[Begin]

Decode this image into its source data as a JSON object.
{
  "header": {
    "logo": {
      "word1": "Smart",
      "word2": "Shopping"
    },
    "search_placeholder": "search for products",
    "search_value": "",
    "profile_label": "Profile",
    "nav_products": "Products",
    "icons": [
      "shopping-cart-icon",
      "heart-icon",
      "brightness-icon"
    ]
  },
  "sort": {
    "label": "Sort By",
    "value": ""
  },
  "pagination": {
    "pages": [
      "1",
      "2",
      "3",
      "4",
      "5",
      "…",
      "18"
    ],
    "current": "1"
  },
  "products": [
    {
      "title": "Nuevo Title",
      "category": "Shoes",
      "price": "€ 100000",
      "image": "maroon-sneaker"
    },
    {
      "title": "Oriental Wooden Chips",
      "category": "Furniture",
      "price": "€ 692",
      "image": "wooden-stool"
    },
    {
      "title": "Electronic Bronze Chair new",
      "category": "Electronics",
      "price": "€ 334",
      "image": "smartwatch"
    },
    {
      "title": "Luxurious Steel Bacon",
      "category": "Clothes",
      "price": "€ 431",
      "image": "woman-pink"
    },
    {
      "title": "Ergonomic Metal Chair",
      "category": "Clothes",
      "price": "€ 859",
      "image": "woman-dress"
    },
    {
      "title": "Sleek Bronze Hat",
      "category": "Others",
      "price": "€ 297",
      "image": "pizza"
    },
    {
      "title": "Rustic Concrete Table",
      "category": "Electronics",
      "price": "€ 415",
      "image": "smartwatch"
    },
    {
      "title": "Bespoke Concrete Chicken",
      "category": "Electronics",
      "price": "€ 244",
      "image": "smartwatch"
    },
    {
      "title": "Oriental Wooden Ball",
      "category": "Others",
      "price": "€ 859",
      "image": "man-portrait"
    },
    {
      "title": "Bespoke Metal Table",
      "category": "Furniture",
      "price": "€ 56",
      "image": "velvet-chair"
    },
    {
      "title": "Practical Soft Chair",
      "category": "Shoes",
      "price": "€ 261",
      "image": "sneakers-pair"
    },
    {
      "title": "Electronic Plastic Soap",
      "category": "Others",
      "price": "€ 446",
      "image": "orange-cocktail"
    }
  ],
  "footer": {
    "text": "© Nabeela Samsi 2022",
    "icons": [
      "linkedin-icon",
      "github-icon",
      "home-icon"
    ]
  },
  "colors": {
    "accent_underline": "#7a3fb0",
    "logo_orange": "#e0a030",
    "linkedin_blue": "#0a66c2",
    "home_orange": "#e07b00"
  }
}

[End]
[Begin]

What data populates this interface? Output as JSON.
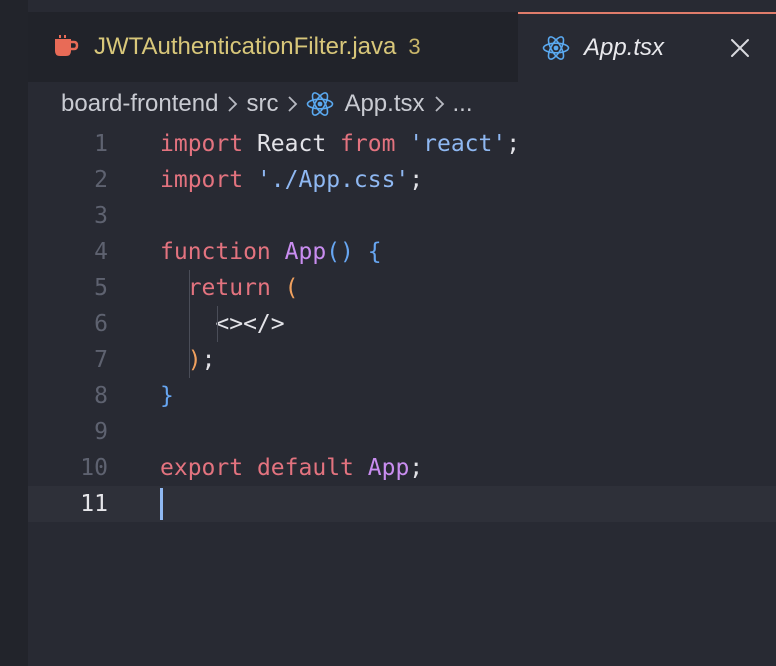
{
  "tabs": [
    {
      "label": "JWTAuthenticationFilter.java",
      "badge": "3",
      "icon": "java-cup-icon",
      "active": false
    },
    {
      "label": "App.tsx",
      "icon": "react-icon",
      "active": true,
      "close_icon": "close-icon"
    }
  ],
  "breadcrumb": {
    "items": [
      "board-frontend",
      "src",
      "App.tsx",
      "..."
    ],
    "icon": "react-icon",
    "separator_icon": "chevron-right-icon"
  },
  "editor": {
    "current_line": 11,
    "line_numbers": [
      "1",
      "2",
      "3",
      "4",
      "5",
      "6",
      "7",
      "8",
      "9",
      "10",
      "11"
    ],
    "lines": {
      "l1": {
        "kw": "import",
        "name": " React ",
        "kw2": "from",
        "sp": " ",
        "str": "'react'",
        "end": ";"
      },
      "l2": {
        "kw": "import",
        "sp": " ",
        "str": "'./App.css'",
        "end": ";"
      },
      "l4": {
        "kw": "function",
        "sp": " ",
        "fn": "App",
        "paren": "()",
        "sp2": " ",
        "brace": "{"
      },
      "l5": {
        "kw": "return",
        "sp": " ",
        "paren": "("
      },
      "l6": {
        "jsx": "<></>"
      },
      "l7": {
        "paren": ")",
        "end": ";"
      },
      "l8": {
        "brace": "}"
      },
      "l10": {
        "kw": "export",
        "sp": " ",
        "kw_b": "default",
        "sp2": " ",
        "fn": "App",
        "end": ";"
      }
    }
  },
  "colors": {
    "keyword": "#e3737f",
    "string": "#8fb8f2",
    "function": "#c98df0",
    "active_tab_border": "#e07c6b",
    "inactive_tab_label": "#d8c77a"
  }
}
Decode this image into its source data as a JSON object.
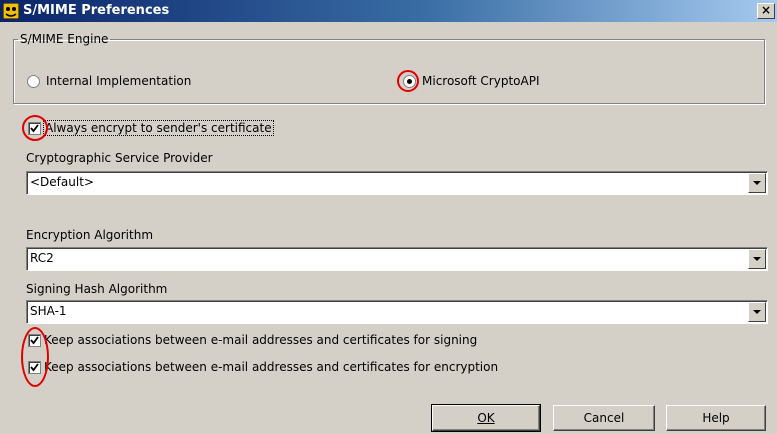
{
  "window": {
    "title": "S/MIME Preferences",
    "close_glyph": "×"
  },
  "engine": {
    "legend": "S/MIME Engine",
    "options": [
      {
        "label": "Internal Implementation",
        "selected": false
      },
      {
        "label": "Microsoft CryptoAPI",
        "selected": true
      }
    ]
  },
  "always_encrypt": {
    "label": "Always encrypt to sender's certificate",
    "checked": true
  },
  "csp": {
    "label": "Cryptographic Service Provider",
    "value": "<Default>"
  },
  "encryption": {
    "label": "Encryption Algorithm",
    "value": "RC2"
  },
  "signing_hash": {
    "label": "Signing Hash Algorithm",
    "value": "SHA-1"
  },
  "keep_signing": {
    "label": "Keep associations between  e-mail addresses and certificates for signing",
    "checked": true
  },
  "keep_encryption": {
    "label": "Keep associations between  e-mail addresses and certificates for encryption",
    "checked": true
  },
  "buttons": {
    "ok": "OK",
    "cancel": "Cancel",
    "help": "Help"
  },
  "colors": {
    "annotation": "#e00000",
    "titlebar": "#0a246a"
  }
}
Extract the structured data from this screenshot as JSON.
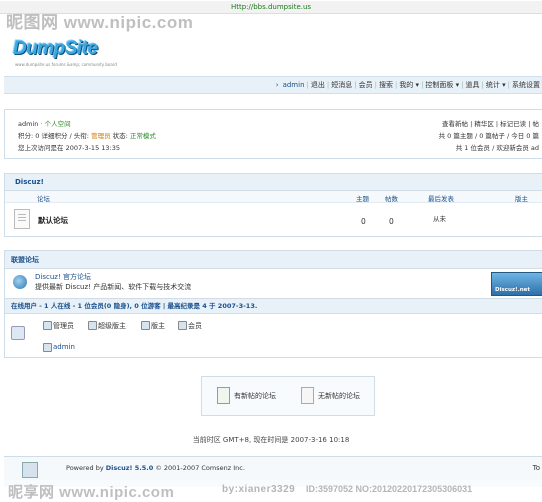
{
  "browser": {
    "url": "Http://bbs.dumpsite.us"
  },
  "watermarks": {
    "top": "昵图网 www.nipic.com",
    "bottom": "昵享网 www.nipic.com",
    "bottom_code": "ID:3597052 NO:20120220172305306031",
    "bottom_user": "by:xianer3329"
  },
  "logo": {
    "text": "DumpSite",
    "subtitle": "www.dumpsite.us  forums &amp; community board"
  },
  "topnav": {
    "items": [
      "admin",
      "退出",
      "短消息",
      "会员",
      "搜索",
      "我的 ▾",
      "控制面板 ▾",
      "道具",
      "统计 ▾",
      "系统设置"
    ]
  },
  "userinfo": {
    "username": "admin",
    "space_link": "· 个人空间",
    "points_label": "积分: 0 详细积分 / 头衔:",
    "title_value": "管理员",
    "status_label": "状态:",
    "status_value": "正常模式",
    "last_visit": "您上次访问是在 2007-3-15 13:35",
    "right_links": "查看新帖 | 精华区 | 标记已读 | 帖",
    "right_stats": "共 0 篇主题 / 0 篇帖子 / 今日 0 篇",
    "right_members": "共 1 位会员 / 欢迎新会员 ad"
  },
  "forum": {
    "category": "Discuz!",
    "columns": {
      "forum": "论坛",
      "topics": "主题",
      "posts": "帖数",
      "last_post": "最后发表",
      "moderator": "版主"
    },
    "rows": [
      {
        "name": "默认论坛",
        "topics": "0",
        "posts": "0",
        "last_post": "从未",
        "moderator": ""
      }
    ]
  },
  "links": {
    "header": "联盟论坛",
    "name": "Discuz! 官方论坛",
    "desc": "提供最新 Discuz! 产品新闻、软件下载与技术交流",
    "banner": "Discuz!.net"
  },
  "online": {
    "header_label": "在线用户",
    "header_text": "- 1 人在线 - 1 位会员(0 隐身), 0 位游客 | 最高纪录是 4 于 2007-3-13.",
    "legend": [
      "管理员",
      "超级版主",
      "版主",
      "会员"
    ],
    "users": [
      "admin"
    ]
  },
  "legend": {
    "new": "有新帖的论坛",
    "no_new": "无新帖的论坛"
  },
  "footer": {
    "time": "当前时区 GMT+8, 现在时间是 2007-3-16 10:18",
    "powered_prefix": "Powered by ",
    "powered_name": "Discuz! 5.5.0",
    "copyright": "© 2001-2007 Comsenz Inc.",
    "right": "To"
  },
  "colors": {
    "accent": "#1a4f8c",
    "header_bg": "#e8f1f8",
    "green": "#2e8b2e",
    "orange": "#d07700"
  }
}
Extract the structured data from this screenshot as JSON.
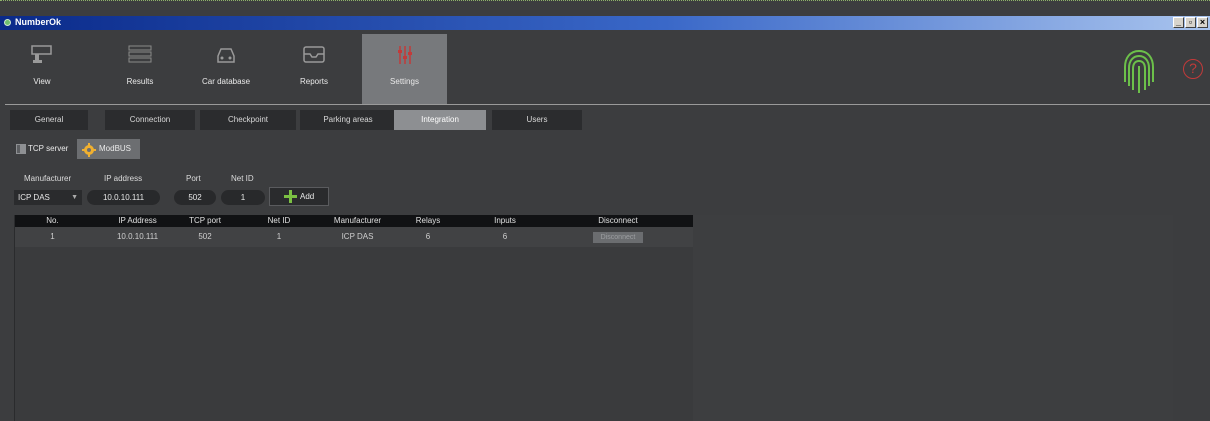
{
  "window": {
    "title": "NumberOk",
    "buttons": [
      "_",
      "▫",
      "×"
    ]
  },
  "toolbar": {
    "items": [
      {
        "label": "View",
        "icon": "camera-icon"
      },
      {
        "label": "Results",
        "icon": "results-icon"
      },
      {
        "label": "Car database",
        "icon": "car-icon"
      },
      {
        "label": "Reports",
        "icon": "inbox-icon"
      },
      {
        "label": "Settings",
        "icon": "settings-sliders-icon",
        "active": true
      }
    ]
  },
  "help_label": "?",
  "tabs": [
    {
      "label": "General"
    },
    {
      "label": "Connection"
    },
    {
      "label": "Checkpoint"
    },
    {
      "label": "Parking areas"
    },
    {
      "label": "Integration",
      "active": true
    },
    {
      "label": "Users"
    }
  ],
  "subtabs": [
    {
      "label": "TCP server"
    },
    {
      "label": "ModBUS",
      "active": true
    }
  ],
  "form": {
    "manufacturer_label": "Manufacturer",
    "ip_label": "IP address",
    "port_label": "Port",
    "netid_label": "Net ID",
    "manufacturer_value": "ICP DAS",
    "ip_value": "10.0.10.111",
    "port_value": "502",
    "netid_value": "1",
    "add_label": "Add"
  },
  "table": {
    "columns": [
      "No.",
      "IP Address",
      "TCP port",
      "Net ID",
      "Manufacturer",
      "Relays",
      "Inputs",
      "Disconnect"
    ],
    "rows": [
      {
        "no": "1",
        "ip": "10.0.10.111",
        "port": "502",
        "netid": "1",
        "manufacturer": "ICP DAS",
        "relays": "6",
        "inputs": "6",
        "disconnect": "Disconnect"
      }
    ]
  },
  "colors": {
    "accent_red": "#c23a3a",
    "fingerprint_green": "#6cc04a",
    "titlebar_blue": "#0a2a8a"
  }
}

[End]
[Begin]

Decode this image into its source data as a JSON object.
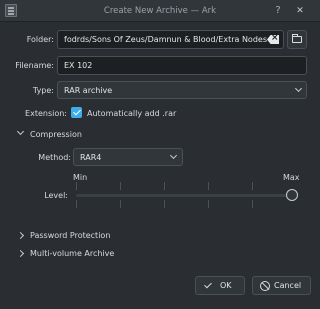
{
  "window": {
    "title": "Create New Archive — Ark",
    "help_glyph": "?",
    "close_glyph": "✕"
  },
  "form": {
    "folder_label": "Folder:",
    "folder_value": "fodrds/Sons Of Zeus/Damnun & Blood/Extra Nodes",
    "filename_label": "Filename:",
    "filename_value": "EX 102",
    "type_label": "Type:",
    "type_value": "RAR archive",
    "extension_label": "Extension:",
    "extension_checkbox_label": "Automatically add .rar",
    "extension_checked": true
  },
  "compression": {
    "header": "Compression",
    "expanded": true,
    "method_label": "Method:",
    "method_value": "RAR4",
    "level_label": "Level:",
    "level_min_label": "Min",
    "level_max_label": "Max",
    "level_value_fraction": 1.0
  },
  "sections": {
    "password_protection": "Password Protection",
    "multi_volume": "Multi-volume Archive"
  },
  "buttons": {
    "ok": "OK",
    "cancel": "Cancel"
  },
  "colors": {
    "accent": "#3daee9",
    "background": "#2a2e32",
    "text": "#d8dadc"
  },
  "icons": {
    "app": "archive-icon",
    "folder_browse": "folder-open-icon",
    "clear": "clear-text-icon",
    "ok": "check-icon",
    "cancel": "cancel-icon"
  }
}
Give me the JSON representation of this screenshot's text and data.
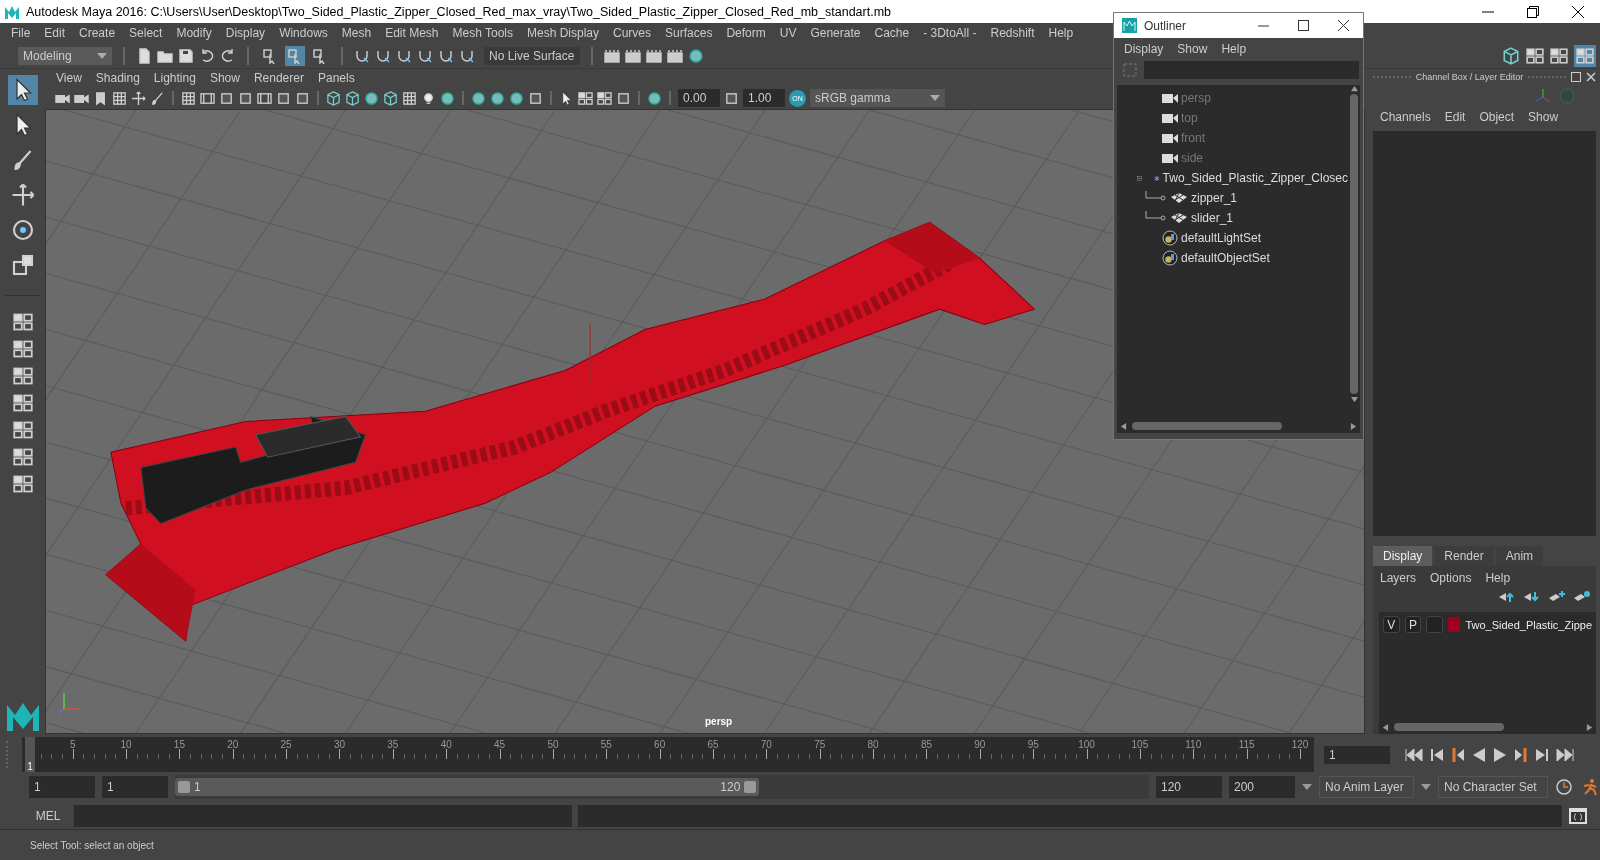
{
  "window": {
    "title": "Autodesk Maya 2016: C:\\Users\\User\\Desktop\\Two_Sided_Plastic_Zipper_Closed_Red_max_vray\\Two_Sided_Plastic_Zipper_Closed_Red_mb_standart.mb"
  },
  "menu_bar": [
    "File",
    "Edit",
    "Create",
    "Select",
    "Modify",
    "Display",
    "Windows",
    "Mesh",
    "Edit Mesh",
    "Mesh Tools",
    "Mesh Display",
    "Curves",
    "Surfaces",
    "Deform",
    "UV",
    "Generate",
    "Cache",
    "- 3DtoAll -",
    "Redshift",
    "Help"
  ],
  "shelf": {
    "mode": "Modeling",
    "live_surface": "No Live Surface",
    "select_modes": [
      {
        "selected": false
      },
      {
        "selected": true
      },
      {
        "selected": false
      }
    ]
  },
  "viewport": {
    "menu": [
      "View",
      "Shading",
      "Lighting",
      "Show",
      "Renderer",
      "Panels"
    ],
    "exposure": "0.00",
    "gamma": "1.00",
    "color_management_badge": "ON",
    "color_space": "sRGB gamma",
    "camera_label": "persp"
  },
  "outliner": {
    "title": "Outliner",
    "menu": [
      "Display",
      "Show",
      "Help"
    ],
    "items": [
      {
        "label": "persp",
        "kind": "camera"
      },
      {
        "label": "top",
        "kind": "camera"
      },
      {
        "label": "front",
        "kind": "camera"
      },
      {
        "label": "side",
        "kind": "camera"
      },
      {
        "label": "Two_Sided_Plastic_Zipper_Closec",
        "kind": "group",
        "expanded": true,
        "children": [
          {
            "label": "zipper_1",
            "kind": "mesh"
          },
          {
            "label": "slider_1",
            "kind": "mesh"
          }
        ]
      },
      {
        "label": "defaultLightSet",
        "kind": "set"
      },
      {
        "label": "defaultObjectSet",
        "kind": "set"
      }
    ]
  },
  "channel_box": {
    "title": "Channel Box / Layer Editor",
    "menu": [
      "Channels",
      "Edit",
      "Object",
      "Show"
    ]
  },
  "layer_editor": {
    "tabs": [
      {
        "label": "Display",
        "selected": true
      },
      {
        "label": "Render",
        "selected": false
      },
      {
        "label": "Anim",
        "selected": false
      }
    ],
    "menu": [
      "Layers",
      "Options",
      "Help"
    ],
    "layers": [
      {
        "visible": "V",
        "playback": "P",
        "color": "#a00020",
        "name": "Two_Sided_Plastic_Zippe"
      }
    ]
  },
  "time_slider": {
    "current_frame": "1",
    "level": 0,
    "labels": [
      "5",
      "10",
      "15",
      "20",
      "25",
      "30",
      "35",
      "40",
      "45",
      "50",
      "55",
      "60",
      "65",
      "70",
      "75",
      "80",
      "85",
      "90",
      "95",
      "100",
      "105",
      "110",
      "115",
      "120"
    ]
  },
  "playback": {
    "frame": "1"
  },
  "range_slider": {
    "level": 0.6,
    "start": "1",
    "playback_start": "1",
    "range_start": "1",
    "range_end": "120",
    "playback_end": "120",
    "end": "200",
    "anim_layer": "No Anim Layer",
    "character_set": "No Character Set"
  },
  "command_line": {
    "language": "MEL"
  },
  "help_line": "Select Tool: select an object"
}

[End]

**Set exercise:**
Copy, from the material, each line that holds the string "Bronze".

**Expected output:**
      "title": "Electronic Bronze Chair new",
      "title": "Sleek Bronze Hat",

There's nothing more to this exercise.